-- begin Records to process --

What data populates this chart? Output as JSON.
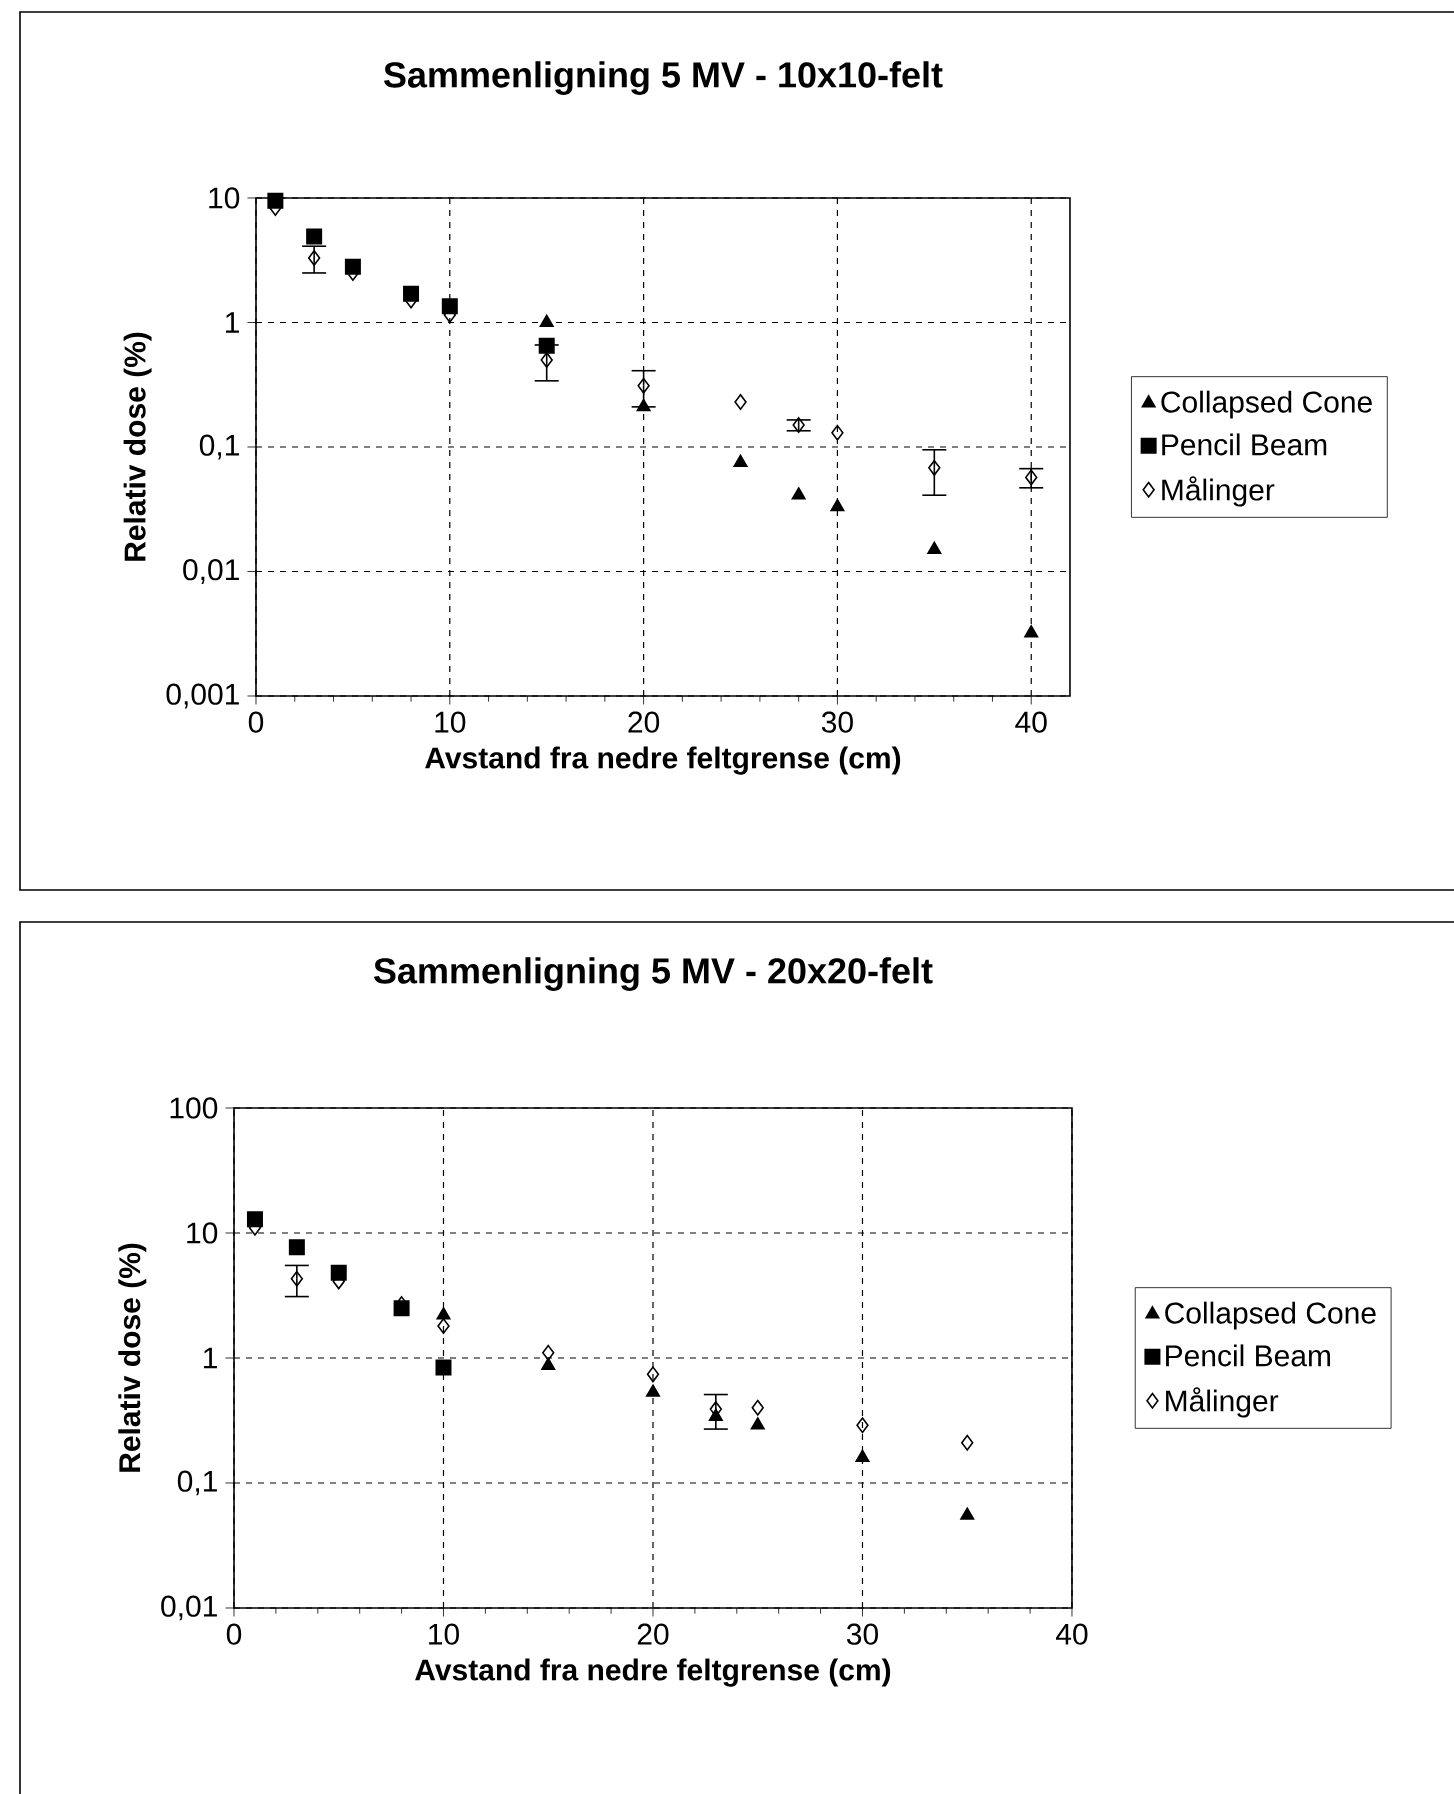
{
  "chart_data": [
    {
      "type": "scatter",
      "title": "Sammenligning 5 MV - 10x10-felt",
      "xlabel": "Avstand fra nedre feltgrense (cm)",
      "ylabel": "Relativ dose (%)",
      "log": "y",
      "grid": true,
      "legend": "right",
      "xlim": [
        0,
        42
      ],
      "ylim": [
        0.001,
        10
      ],
      "xticks": [
        0,
        10,
        20,
        30,
        40
      ],
      "yticks": [
        {
          "value": 0.001,
          "label": "0,001"
        },
        {
          "value": 0.01,
          "label": "0,01"
        },
        {
          "value": 0.1,
          "label": "0,1"
        },
        {
          "value": 1,
          "label": "1"
        },
        {
          "value": 10,
          "label": "10"
        }
      ],
      "series": [
        {
          "name": "Collapsed Cone",
          "color": "#000000",
          "marker": "triangle",
          "x": [
            15,
            20,
            25,
            28,
            30,
            35,
            40
          ],
          "values": [
            1.0,
            0.21,
            0.075,
            0.041,
            0.033,
            0.015,
            0.0032
          ]
        },
        {
          "name": "Pencil Beam",
          "color": "#000000",
          "marker": "square",
          "x": [
            1,
            3,
            5,
            8,
            10,
            15
          ],
          "values": [
            9.5,
            4.9,
            2.8,
            1.7,
            1.35,
            0.65
          ]
        },
        {
          "name": "Målinger",
          "color": "#000000",
          "marker": "diamond",
          "x": [
            1,
            3,
            5,
            8,
            10,
            15,
            20,
            25,
            28,
            30,
            35,
            40
          ],
          "values": [
            8.3,
            3.3,
            2.5,
            1.5,
            1.15,
            0.5,
            0.31,
            0.23,
            0.15,
            0.13,
            0.068,
            0.057
          ],
          "errors": [
            null,
            0.8,
            null,
            null,
            null,
            0.16,
            0.1,
            null,
            0.015,
            null,
            0.027,
            0.01
          ]
        }
      ]
    },
    {
      "type": "scatter",
      "title": "Sammenligning 5 MV - 20x20-felt",
      "xlabel": "Avstand fra nedre feltgrense (cm)",
      "ylabel": "Relativ dose (%)",
      "log": "y",
      "grid": true,
      "legend": "right",
      "xlim": [
        0,
        40
      ],
      "ylim": [
        0.01,
        100
      ],
      "xticks": [
        0,
        10,
        20,
        30,
        40
      ],
      "yticks": [
        {
          "value": 0.01,
          "label": "0,01"
        },
        {
          "value": 0.1,
          "label": "0,1"
        },
        {
          "value": 1,
          "label": "1"
        },
        {
          "value": 10,
          "label": "10"
        },
        {
          "value": 100,
          "label": "100"
        }
      ],
      "series": [
        {
          "name": "Collapsed Cone",
          "color": "#000000",
          "marker": "triangle",
          "x": [
            10,
            15,
            20,
            23,
            25,
            30,
            35
          ],
          "values": [
            2.2,
            0.87,
            0.53,
            0.34,
            0.29,
            0.16,
            0.055
          ]
        },
        {
          "name": "Pencil Beam",
          "color": "#000000",
          "marker": "square",
          "x": [
            1,
            3,
            5,
            8,
            10
          ],
          "values": [
            12.9,
            7.7,
            4.8,
            2.5,
            0.84
          ]
        },
        {
          "name": "Målinger",
          "color": "#000000",
          "marker": "diamond",
          "x": [
            1,
            3,
            5,
            8,
            10,
            15,
            20,
            23,
            25,
            30,
            35
          ],
          "values": [
            11,
            4.3,
            4.1,
            2.7,
            1.8,
            1.1,
            0.74,
            0.39,
            0.4,
            0.29,
            0.21
          ],
          "errors": [
            null,
            1.2,
            null,
            null,
            null,
            null,
            null,
            0.12,
            null,
            null,
            null
          ]
        }
      ]
    }
  ]
}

-- end Records to process --

Which lines of the data above contain "title"? Copy each one.

      "title": "Sammenligning 5 MV - 10x10-felt",
      "title": "Sammenligning 5 MV - 20x20-felt",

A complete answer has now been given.